▶ _TASK DESCRIPTION_
Please print all of the material below, word for word.
======== DATA SUPPLIED ========
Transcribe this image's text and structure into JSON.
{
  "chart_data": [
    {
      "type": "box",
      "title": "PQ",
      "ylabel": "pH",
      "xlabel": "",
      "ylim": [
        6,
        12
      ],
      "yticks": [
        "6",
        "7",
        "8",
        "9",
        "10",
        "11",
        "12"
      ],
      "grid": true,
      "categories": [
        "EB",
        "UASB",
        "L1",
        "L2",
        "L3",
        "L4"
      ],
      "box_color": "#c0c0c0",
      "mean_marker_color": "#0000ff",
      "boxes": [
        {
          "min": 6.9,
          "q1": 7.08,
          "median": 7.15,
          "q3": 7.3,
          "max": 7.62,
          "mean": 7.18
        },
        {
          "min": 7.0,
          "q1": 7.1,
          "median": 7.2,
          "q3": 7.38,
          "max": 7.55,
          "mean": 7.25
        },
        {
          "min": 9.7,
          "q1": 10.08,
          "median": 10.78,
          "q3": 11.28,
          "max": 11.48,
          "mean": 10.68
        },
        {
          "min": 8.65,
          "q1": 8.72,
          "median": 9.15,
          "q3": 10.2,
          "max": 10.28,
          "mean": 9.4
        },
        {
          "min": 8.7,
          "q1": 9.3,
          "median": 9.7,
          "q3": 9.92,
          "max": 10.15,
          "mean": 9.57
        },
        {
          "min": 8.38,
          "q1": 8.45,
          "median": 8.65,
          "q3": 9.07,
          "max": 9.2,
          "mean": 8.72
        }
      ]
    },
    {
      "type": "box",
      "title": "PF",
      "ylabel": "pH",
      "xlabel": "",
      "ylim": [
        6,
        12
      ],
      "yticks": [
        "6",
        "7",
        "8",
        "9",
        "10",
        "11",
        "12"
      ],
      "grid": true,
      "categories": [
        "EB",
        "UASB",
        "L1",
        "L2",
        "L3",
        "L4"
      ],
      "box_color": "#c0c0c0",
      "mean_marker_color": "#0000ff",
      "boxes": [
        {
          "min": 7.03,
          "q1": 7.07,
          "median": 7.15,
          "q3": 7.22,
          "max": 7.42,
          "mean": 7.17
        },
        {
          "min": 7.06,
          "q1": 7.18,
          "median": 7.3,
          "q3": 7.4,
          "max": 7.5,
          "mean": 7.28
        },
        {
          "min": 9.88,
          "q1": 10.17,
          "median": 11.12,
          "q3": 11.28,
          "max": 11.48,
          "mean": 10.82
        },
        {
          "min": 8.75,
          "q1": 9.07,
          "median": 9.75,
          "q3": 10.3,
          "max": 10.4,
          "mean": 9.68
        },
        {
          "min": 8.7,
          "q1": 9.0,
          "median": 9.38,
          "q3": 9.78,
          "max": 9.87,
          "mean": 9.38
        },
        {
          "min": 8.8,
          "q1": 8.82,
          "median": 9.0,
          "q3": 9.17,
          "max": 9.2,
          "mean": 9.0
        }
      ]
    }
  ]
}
========
▶ _RESULT OF THIS TASK_
Transcribe this image's text and structure into JSON.
{
  "chart_data": [
    {
      "type": "box",
      "title": "PQ",
      "ylabel": "pH",
      "xlabel": "",
      "ylim": [
        6,
        12
      ],
      "yticks": [
        "6",
        "7",
        "8",
        "9",
        "10",
        "11",
        "12"
      ],
      "grid": true,
      "categories": [
        "EB",
        "UASB",
        "L1",
        "L2",
        "L3",
        "L4"
      ],
      "box_color": "#c0c0c0",
      "mean_marker_color": "#0000ff",
      "boxes": [
        {
          "min": 6.9,
          "q1": 7.08,
          "median": 7.15,
          "q3": 7.3,
          "max": 7.62,
          "mean": 7.18
        },
        {
          "min": 7.0,
          "q1": 7.1,
          "median": 7.2,
          "q3": 7.38,
          "max": 7.55,
          "mean": 7.25
        },
        {
          "min": 9.7,
          "q1": 10.08,
          "median": 10.78,
          "q3": 11.28,
          "max": 11.48,
          "mean": 10.68
        },
        {
          "min": 8.65,
          "q1": 8.72,
          "median": 9.15,
          "q3": 10.2,
          "max": 10.28,
          "mean": 9.4
        },
        {
          "min": 8.7,
          "q1": 9.3,
          "median": 9.7,
          "q3": 9.92,
          "max": 10.15,
          "mean": 9.57
        },
        {
          "min": 8.38,
          "q1": 8.45,
          "median": 8.65,
          "q3": 9.07,
          "max": 9.2,
          "mean": 8.72
        }
      ]
    },
    {
      "type": "box",
      "title": "PF",
      "ylabel": "pH",
      "xlabel": "",
      "ylim": [
        6,
        12
      ],
      "yticks": [
        "6",
        "7",
        "8",
        "9",
        "10",
        "11",
        "12"
      ],
      "grid": true,
      "categories": [
        "EB",
        "UASB",
        "L1",
        "L2",
        "L3",
        "L4"
      ],
      "box_color": "#c0c0c0",
      "mean_marker_color": "#0000ff",
      "boxes": [
        {
          "min": 7.03,
          "q1": 7.07,
          "median": 7.15,
          "q3": 7.22,
          "max": 7.42,
          "mean": 7.17
        },
        {
          "min": 7.06,
          "q1": 7.18,
          "median": 7.3,
          "q3": 7.4,
          "max": 7.5,
          "mean": 7.28
        },
        {
          "min": 9.88,
          "q1": 10.17,
          "median": 11.12,
          "q3": 11.28,
          "max": 11.48,
          "mean": 10.82
        },
        {
          "min": 8.75,
          "q1": 9.07,
          "median": 9.75,
          "q3": 10.3,
          "max": 10.4,
          "mean": 9.68
        },
        {
          "min": 8.7,
          "q1": 9.0,
          "median": 9.38,
          "q3": 9.78,
          "max": 9.87,
          "mean": 9.38
        },
        {
          "min": 8.8,
          "q1": 8.82,
          "median": 9.0,
          "q3": 9.17,
          "max": 9.2,
          "mean": 9.0
        }
      ]
    }
  ]
}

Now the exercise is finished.